● **Given task**:
Rewrite the lines from the start of the records through the line with "The grip 22 is at (508, 500).", replacing "accessory holder" with "display stand" and changing nothing else. Leave the pictures out of your answer.

● **The records**:

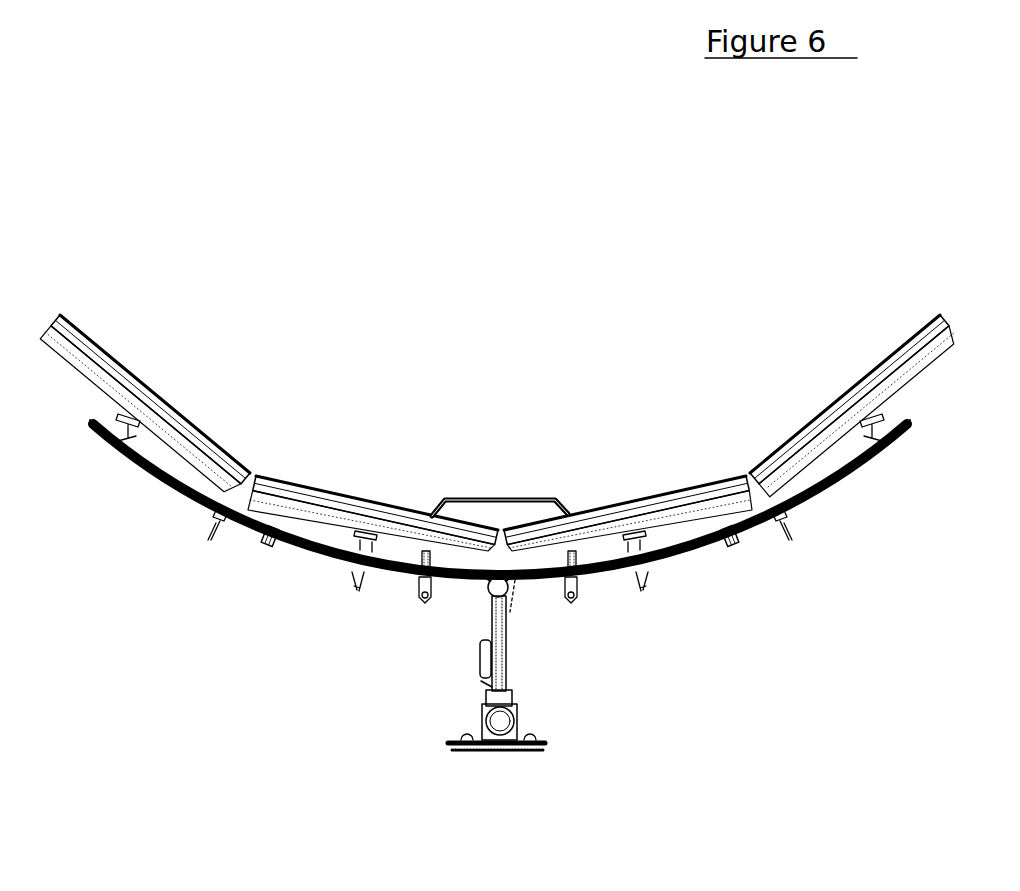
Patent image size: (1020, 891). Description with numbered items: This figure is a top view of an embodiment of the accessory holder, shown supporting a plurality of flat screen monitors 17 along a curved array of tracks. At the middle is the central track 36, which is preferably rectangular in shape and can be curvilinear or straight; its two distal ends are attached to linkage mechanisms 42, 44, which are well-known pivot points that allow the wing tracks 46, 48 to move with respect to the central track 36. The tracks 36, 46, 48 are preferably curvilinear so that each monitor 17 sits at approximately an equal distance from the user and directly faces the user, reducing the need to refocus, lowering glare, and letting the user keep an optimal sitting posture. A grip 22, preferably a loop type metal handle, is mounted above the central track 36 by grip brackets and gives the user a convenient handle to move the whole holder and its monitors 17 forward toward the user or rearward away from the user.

The flat screen monitors 17 is at (220, 448).
The grip 22 is at (508, 500).
The central track 36 is at (455, 580).
The linkage mechanism 42 is at (271, 536).
The linkage mechanism 44 is at (724, 540).
The wing track 46 is at (185, 492).
The wing track 48 is at (810, 493).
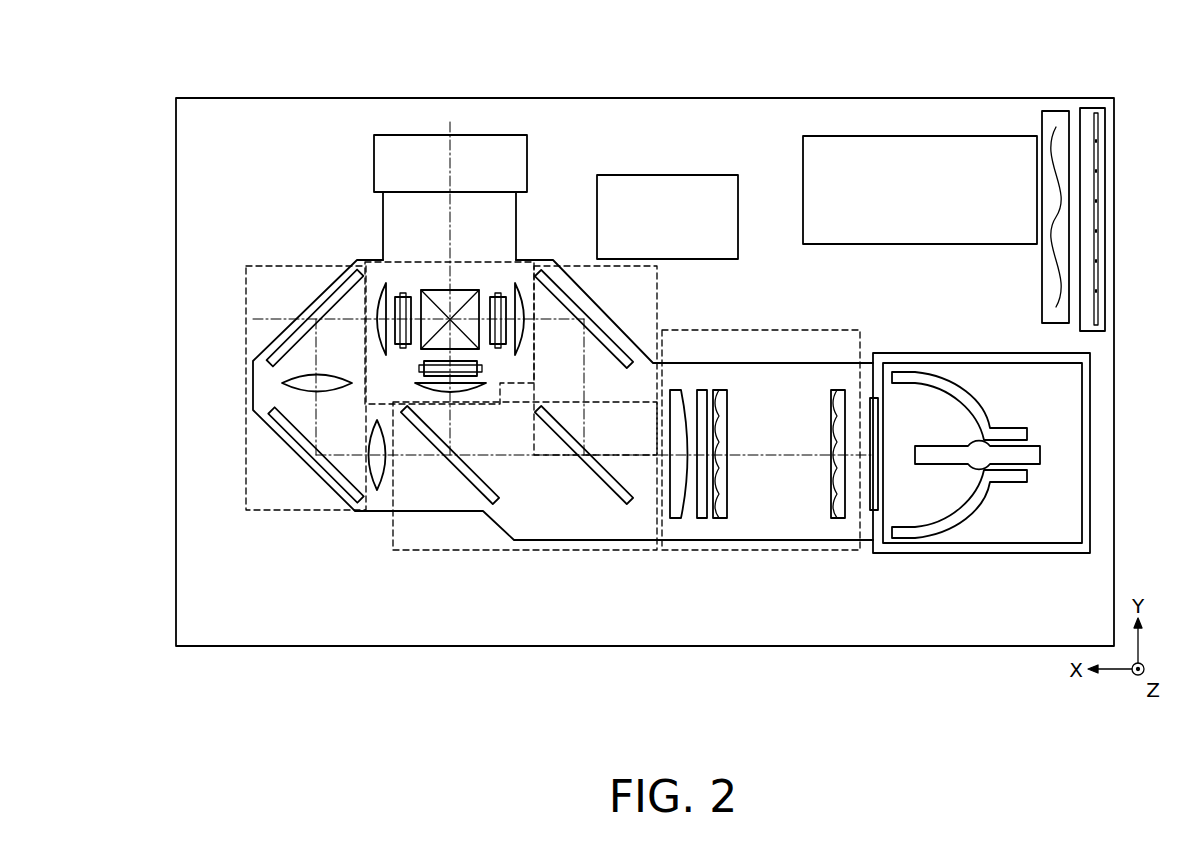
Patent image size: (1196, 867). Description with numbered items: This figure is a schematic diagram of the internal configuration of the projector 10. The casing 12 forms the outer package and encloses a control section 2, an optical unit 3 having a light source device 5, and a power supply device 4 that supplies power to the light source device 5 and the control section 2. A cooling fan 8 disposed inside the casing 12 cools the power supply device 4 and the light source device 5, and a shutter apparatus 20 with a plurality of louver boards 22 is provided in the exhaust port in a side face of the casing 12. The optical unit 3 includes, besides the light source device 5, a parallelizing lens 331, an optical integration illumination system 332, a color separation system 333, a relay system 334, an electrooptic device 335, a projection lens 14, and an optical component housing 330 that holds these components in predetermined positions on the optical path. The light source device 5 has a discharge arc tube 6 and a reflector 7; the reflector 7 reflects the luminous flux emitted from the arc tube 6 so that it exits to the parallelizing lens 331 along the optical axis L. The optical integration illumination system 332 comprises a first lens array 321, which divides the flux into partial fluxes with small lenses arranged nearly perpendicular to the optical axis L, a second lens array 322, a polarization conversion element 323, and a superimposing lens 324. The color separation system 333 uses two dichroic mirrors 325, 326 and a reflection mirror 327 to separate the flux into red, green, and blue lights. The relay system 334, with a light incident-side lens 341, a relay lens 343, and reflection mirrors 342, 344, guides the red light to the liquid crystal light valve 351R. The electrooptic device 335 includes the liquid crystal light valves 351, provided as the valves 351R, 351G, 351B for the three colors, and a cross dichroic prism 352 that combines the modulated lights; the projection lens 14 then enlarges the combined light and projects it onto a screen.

The projector 10 is at (690, 90).
The casing 12 is at (487, 97).
The control section 2 is at (724, 182).
The optical unit 3 is at (594, 161).
The power supply device 4 is at (805, 190).
The light source device 5 is at (981, 500).
The discharge arc tube 6 is at (948, 458).
The reflector 7 is at (977, 492).
The cooling fan 8 is at (1055, 117).
The projection lens 14 is at (515, 157).
The shutter apparatus 20 is at (1088, 115).
The louver boards 22 is at (1100, 146).
The first lens array 321 is at (838, 388).
The second lens array 322 is at (722, 388).
The polarization conversion element 323 is at (703, 388).
The superimposing lens 324 is at (678, 388).
The dichroic mirror 325 is at (604, 484).
The dichroic mirror 326 is at (472, 482).
The reflection mirror 327 is at (600, 330).
The optical component housing 330 is at (636, 542).
The parallelizing lens 331 is at (872, 492).
The optical integration illumination system 332 is at (700, 552).
The color separation system 333 is at (586, 552).
The relay system 334 is at (246, 393).
The electrooptic device 335 is at (460, 278).
The light incident-side lens 341 is at (376, 478).
The reflection mirror 342 is at (268, 412).
The relay lens 343 is at (326, 388).
The reflection mirror 344 is at (300, 330).
The liquid crystal light valves 351 is at (447, 327).
The liquid crystal light valve for R light 351R is at (407, 292).
The liquid crystal light valve for G light 351G is at (482, 370).
The liquid crystal light valve for B light 351B is at (498, 292).
The cross dichroic prism 352 is at (462, 300).
The optical axis L is at (778, 452).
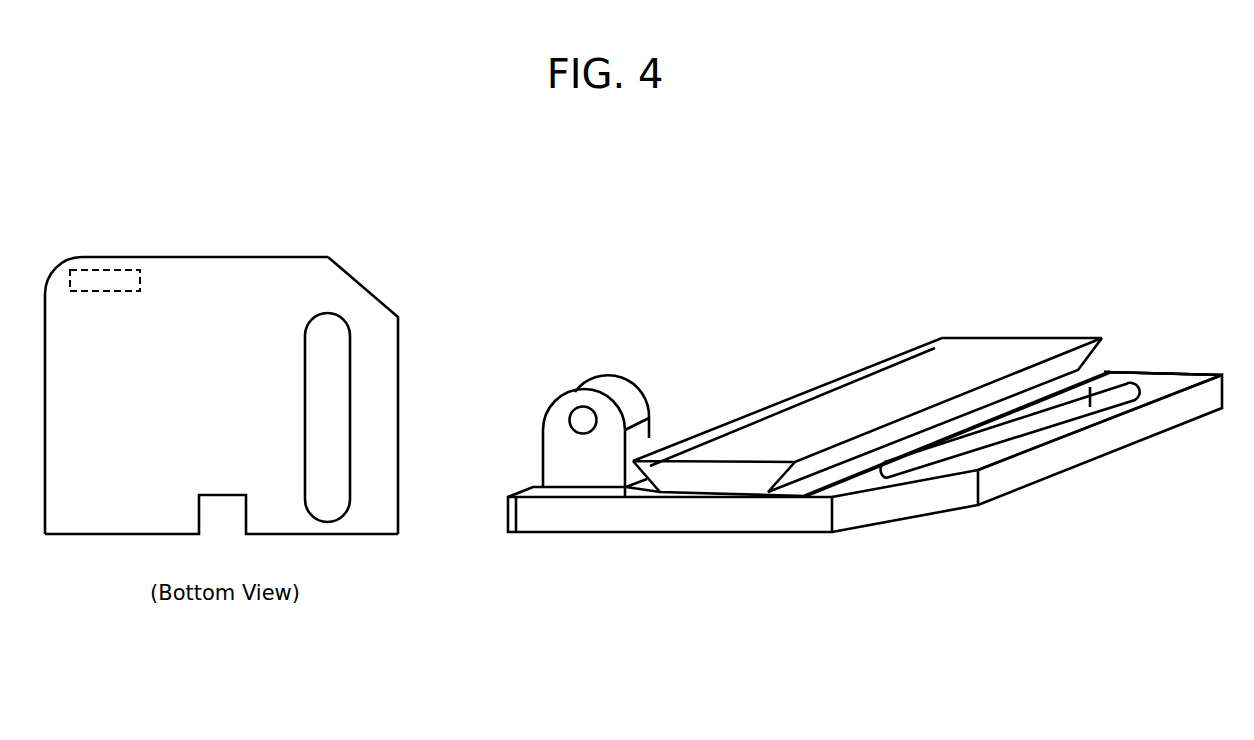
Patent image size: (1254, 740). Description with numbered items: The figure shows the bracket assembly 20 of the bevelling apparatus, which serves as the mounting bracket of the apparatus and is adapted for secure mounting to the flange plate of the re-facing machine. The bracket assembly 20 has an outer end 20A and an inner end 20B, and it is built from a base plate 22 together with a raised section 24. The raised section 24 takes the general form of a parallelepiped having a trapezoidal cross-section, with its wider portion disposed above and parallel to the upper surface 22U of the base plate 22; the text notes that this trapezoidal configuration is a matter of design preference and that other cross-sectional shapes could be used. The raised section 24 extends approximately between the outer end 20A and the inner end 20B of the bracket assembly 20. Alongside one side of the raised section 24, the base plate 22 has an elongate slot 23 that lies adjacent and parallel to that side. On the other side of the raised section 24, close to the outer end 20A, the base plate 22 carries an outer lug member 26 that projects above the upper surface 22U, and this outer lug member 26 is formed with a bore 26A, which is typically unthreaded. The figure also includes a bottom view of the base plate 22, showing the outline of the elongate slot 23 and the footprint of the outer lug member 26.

The bracket assembly 20 is at (157, 217).
The outer end 20A is at (273, 250).
The inner end 20B is at (97, 540).
The base plate 22 is at (137, 447).
The upper surface 22U is at (1138, 404).
The elongate slot 23 is at (323, 395).
The raised section 24 is at (898, 347).
The outer lug member 26 is at (117, 292).
The bore 26A is at (583, 420).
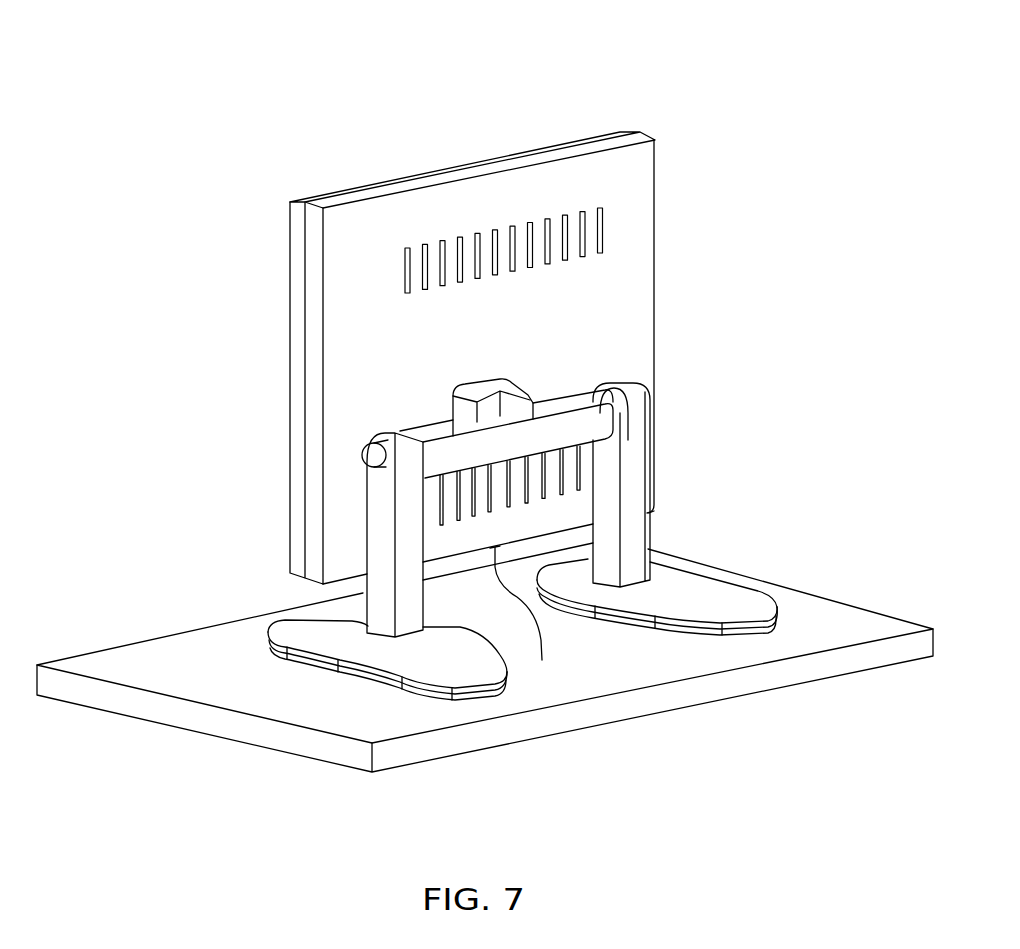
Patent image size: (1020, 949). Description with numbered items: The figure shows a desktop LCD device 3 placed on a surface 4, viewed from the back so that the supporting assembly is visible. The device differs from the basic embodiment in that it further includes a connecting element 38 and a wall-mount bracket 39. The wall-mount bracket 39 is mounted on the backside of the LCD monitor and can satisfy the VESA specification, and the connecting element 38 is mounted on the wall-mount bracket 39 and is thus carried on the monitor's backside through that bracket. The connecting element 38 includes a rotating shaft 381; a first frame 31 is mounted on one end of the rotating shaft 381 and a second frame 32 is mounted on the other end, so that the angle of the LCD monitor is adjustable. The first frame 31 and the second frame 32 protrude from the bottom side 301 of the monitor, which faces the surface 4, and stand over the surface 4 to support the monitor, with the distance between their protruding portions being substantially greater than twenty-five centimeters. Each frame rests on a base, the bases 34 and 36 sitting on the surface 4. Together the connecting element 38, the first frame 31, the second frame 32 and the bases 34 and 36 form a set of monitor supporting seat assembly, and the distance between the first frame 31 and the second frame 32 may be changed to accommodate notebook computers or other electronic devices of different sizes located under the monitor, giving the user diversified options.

The desktop LCD device 3 is at (478, 158).
The surface 4 is at (172, 670).
The first frame 31 is at (378, 537).
The second frame 32 is at (632, 538).
The base 34 is at (702, 612).
The base 36 is at (320, 642).
The connecting element 38 is at (442, 432).
The wall-mount bracket 39 is at (480, 387).
The bottom side 301 is at (527, 619).
The rotating shaft 381 is at (370, 453).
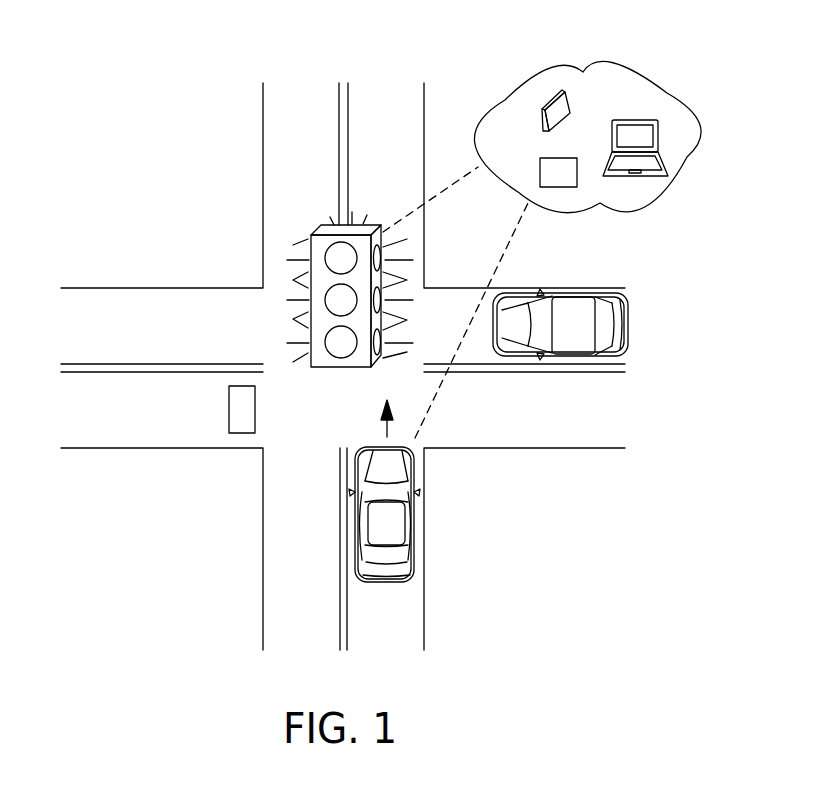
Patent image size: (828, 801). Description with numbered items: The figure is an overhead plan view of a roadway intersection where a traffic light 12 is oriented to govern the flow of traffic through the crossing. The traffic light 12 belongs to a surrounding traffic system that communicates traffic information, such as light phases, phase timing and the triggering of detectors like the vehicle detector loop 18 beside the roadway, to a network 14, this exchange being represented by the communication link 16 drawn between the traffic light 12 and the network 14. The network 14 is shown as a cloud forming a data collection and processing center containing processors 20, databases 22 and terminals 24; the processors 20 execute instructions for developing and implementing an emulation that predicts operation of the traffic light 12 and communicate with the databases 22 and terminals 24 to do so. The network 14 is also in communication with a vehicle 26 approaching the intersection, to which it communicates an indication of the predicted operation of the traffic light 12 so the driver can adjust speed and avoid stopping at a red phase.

The traffic light 12 is at (317, 230).
The network 14 is at (634, 70).
The communication link 16 is at (454, 183).
The vehicle detector loop 18 is at (243, 433).
The processor 20 is at (551, 97).
The database 22 is at (562, 187).
The terminal 24 is at (658, 132).
The vehicle 26 is at (413, 530).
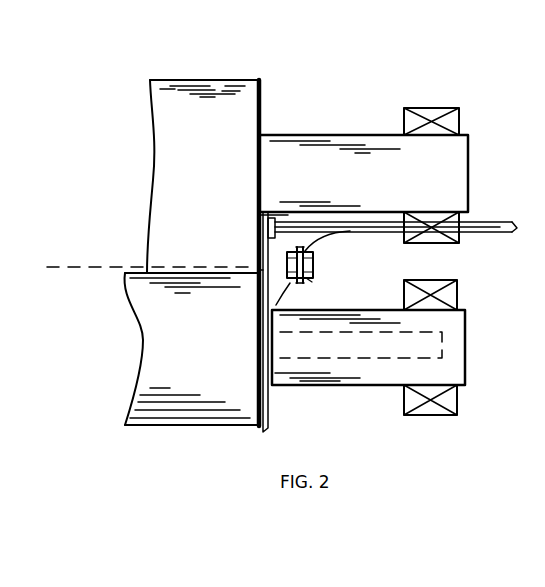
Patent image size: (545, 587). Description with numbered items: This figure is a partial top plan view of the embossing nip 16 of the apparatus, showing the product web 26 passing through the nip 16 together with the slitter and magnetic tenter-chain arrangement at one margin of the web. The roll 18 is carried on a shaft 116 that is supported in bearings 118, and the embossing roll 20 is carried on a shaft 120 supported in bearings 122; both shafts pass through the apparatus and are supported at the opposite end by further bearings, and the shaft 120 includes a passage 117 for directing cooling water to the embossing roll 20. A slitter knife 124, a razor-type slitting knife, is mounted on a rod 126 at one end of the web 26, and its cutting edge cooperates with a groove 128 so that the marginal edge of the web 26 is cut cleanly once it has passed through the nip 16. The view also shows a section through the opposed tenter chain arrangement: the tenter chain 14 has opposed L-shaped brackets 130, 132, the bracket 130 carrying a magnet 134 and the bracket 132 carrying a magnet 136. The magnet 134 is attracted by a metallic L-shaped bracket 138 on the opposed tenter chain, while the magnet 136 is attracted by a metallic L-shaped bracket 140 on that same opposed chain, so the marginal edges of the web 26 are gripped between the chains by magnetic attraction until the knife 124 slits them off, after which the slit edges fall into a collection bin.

The tenter chain 14 is at (299, 250).
The nip 16 is at (123, 288).
The roll 18 is at (210, 108).
The embossing roll 20 is at (159, 342).
The product web 26 is at (68, 268).
The shaft 116 is at (461, 152).
The passage 117 is at (376, 357).
The bearings 118 is at (434, 218).
The shaft 120 is at (451, 367).
The bearings 122 is at (440, 280).
The slitter knife 124 is at (266, 235).
The rod 126 is at (488, 223).
The groove 128 is at (262, 431).
The L-shaped bracket 130 is at (307, 250).
The L-shaped bracket 132 is at (295, 250).
The magnet 134 is at (318, 270).
The magnet 136 is at (260, 274).
The metallic L-shaped bracket 138 is at (310, 281).
The metallic L-shaped bracket 140 is at (290, 283).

● **Problem solution**:
Patent image size: (1020, 891). Description with numbered items: This figure is a top view of an embodiment of the display stand, shown supporting a plurality of flat screen monitors 17 along a curved array of tracks. At the middle is the central track 36, which is preferably rectangular in shape and can be curvilinear or straight; its two distal ends are attached to linkage mechanisms 42, 44, which are well-known pivot points that allow the wing tracks 46, 48 to move with respect to the central track 36. The tracks 36, 46, 48 are preferably curvilinear so that each monitor 17 sits at approximately an equal distance from the user and directly faces the user, reducing the need to refocus, lowering glare, and letting the user keep an optimal sitting posture. A grip 22, preferably a loop type metal handle, is mounted above the central track 36 by grip brackets and gives the user a convenient handle to move the whole holder and its monitors 17 forward toward the user or rearward away from the user.

The flat screen monitors 17 is at (220, 448).
The grip 22 is at (508, 500).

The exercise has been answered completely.